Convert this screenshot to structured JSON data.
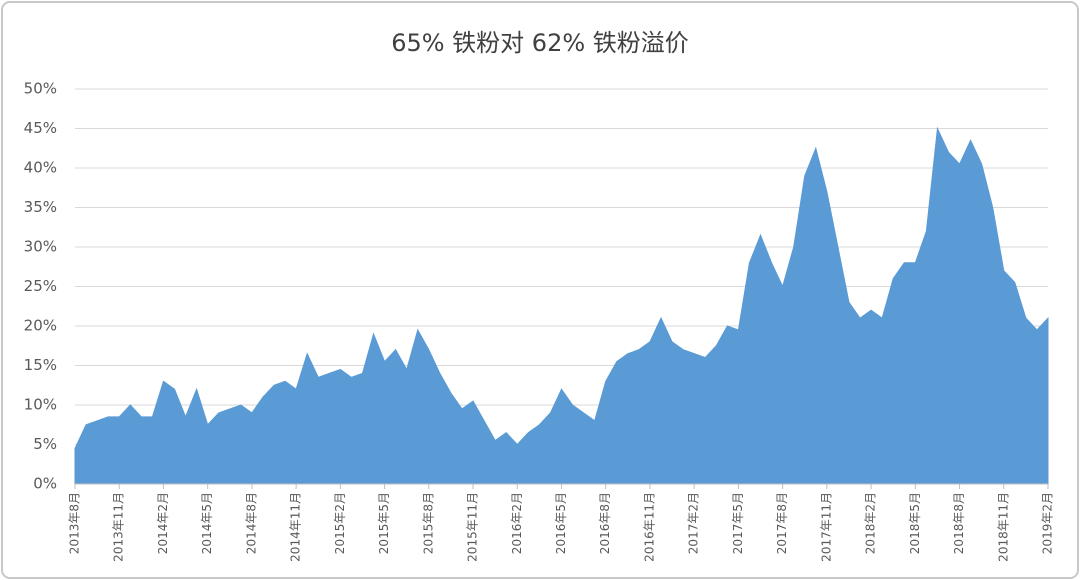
{
  "chart_data": {
    "type": "area",
    "title": "65% 铁粉对 62% 铁粉溢价",
    "categories": [
      "2013年8月",
      null,
      null,
      null,
      "2013年11月",
      null,
      null,
      null,
      "2014年2月",
      null,
      null,
      null,
      "2014年5月",
      null,
      null,
      null,
      "2014年8月",
      null,
      null,
      null,
      "2014年11月",
      null,
      null,
      null,
      "2015年2月",
      null,
      null,
      null,
      "2015年5月",
      null,
      null,
      null,
      "2015年8月",
      null,
      null,
      null,
      "2015年11月",
      null,
      null,
      null,
      "2016年2月",
      null,
      null,
      null,
      "2016年5月",
      null,
      null,
      null,
      "2016年8月",
      null,
      null,
      null,
      "2016年11月",
      null,
      null,
      null,
      "2017年2月",
      null,
      null,
      null,
      "2017年5月",
      null,
      null,
      null,
      "2017年8月",
      null,
      null,
      null,
      "2017年11月",
      null,
      null,
      null,
      "2018年2月",
      null,
      null,
      null,
      "2018年5月",
      null,
      null,
      null,
      "2018年8月",
      null,
      null,
      null,
      "2018年11月",
      null,
      null,
      null,
      "2019年2月"
    ],
    "series": [
      {
        "name": "溢价",
        "color": "#5b9bd5",
        "values": [
          4.5,
          7.5,
          8,
          8.5,
          8.5,
          10,
          8.5,
          8.5,
          13,
          12,
          8.5,
          12,
          7.5,
          9,
          9.5,
          10,
          9,
          11,
          12.5,
          13,
          12,
          16.5,
          13.5,
          14,
          14.5,
          13.5,
          14,
          19,
          15.5,
          17,
          14.5,
          19.5,
          17,
          14,
          11.5,
          9.5,
          10.5,
          8,
          5.5,
          6.5,
          5,
          6.5,
          7.5,
          9,
          12,
          10,
          9,
          8,
          13,
          15.5,
          16.5,
          17,
          18,
          21,
          18,
          17,
          16.5,
          16,
          17.5,
          20,
          19.5,
          28,
          31.5,
          28,
          25,
          30,
          39,
          42.5,
          37,
          30,
          23,
          21,
          22,
          21,
          26,
          28,
          28,
          32,
          45,
          42,
          40.5,
          43.5,
          40.5,
          35,
          27,
          25.5,
          21,
          19.5,
          21
        ]
      }
    ],
    "ylim": [
      0,
      50
    ],
    "yticks": [
      {
        "value": 0,
        "label": "0%"
      },
      {
        "value": 5,
        "label": "5%"
      },
      {
        "value": 10,
        "label": "10%"
      },
      {
        "value": 15,
        "label": "15%"
      },
      {
        "value": 20,
        "label": "20%"
      },
      {
        "value": 25,
        "label": "25%"
      },
      {
        "value": 30,
        "label": "30%"
      },
      {
        "value": 35,
        "label": "35%"
      },
      {
        "value": 40,
        "label": "40%"
      },
      {
        "value": 45,
        "label": "45%"
      },
      {
        "value": 50,
        "label": "50%"
      }
    ],
    "grid": true
  }
}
☆ ☆ ☆
Problem to solve: Keep only those lines of the records that hold "label", and return them.

Answer to this exercise:
        "label": "0%"
        "label": "5%"
        "label": "10%"
        "label": "15%"
        "label": "20%"
        "label": "25%"
        "label": "30%"
        "label": "35%"
        "label": "40%"
        "label": "45%"
        "label": "50%"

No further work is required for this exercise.